Exercise aim
Please quote the lines from the one containing "Output each element" through the one containing "Text: 2: 2 [245,90,252,100]", word for word.
::: Given data :::
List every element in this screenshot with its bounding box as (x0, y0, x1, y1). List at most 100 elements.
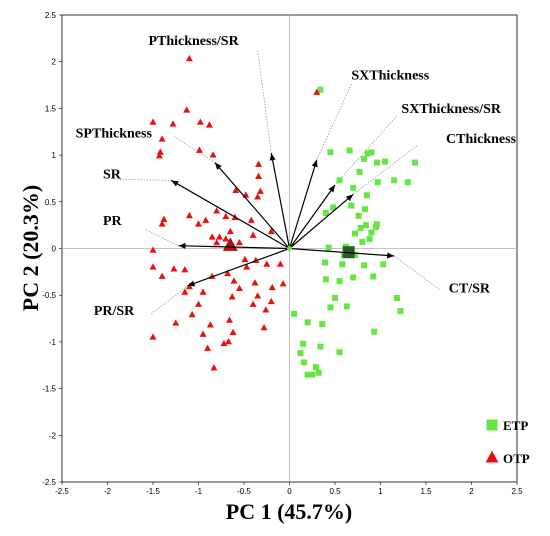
:::
::: Given data :::
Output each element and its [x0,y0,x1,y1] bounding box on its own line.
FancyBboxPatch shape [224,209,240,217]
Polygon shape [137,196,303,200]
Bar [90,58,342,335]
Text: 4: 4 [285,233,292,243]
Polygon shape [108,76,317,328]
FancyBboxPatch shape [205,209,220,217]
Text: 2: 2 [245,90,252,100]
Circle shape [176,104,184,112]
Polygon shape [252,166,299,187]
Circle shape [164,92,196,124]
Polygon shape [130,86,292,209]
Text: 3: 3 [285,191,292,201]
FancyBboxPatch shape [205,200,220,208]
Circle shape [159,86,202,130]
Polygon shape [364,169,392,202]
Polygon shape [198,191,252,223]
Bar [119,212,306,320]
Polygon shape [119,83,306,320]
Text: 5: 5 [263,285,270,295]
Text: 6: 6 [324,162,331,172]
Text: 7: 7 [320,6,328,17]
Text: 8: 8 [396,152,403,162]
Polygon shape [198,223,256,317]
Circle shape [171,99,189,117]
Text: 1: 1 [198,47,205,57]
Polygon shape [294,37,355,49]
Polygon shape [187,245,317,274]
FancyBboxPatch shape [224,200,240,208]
:::
Complete answer
Output each element and its [x0,y0,x1,y1] bounding box on its own line.
FancyBboxPatch shape [224,209,240,217]
Polygon shape [137,196,303,200]
Bar [90,58,342,335]
Text: 4: 4 [285,233,292,243]
Polygon shape [108,76,317,328]
FancyBboxPatch shape [205,209,220,217]
Text: 2: 2 [245,90,252,100]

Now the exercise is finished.